[BEGIN SUPPLIED ENTRIES]

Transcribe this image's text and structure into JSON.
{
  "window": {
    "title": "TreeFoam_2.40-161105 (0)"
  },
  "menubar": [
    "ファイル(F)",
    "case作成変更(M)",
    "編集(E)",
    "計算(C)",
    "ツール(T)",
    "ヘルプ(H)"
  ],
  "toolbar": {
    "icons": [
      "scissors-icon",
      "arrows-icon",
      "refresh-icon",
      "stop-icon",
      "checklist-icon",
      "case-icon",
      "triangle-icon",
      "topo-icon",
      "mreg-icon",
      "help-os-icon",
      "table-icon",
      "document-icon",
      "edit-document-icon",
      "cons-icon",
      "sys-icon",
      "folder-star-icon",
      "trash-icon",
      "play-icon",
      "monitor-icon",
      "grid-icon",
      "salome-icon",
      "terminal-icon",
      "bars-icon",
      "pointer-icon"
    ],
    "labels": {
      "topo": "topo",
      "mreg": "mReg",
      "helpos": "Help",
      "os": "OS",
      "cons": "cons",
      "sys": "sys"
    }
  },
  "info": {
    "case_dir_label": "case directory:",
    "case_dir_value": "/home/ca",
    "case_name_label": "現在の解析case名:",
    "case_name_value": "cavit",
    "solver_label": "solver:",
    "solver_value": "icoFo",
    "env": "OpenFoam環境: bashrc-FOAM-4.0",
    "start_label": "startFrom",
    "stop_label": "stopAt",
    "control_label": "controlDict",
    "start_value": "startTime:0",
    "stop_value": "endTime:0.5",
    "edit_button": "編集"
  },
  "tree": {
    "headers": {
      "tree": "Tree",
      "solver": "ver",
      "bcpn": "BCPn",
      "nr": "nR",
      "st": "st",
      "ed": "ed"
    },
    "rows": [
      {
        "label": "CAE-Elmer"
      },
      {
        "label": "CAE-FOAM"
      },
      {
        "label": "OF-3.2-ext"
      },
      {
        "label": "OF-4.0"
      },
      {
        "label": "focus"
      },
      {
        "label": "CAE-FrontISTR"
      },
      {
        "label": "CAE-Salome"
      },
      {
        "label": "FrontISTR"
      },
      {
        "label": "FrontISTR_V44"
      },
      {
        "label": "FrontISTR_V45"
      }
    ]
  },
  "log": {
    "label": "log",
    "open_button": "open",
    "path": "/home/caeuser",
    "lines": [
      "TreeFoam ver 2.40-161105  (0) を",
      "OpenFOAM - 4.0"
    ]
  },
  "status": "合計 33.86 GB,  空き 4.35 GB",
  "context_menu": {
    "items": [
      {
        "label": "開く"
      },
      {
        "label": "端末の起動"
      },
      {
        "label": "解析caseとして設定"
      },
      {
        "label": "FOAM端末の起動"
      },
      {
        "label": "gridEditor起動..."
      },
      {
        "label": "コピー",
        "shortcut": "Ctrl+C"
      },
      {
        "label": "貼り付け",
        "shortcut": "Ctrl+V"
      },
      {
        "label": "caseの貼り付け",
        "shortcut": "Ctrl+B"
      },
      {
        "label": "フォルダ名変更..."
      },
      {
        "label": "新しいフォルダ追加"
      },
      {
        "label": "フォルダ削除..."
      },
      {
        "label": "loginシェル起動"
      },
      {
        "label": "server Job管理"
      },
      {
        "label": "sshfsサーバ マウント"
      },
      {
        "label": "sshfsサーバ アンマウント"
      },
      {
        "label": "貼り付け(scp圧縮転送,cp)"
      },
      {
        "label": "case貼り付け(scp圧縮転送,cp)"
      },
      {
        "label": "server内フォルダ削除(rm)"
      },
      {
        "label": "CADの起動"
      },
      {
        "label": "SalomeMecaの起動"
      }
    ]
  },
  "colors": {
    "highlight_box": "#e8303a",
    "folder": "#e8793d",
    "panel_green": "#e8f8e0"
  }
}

[END SUPPLIED ENTRIES]

* **WHAT TO WORK ON**
From the listing above, copy every line that includes the word "Ctrl".

* **SOLUTION**
        "shortcut": "Ctrl+C"
        "shortcut": "Ctrl+V"
        "shortcut": "Ctrl+B"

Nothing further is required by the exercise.